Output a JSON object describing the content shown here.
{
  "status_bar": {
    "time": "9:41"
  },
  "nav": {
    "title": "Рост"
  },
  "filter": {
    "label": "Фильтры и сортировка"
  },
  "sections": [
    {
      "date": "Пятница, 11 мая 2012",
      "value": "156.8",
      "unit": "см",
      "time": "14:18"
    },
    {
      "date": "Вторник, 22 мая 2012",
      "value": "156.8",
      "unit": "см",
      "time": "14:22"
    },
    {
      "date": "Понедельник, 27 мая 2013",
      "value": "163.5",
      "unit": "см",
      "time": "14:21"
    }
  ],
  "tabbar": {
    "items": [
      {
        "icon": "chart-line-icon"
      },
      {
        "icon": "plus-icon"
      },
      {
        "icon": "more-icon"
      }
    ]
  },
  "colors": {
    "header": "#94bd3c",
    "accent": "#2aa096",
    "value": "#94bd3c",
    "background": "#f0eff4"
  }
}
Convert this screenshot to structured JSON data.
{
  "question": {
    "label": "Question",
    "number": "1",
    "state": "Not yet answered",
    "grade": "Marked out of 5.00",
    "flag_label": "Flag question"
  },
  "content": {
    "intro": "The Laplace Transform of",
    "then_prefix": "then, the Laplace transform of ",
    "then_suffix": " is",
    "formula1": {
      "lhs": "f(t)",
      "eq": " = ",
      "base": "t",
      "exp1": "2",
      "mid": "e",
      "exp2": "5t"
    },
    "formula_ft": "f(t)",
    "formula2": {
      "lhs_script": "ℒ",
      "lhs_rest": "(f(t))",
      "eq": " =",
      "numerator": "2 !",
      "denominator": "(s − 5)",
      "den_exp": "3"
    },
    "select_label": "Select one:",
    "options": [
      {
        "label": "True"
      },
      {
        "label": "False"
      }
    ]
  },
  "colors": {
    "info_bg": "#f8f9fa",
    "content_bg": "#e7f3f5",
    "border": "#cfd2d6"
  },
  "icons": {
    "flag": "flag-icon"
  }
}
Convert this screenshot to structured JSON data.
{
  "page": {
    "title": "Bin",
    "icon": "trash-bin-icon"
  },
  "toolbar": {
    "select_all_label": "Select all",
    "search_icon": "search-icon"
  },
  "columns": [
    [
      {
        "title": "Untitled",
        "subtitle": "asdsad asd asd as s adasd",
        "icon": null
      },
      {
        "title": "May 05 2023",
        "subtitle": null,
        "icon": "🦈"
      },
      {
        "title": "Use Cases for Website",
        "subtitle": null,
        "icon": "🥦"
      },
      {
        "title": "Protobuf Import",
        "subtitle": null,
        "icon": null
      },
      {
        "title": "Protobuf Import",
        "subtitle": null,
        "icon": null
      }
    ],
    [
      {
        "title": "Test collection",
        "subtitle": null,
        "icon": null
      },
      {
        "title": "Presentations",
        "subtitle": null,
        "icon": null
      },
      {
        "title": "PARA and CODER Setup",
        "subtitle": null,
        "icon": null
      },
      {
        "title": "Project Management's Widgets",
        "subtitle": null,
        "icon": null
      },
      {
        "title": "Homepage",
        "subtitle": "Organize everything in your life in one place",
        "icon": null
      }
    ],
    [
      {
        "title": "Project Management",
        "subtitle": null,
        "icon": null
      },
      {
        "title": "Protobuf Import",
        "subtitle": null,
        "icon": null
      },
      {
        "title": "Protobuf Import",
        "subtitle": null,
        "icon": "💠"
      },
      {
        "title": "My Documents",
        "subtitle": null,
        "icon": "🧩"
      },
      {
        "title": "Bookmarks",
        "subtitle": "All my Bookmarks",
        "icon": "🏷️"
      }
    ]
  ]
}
________________________________________
Check each line of the records above for the string "Select", and report every line that has it.

Solution to this exercise:
    "select_label": "Select one:",
    "select_all_label": "Select all",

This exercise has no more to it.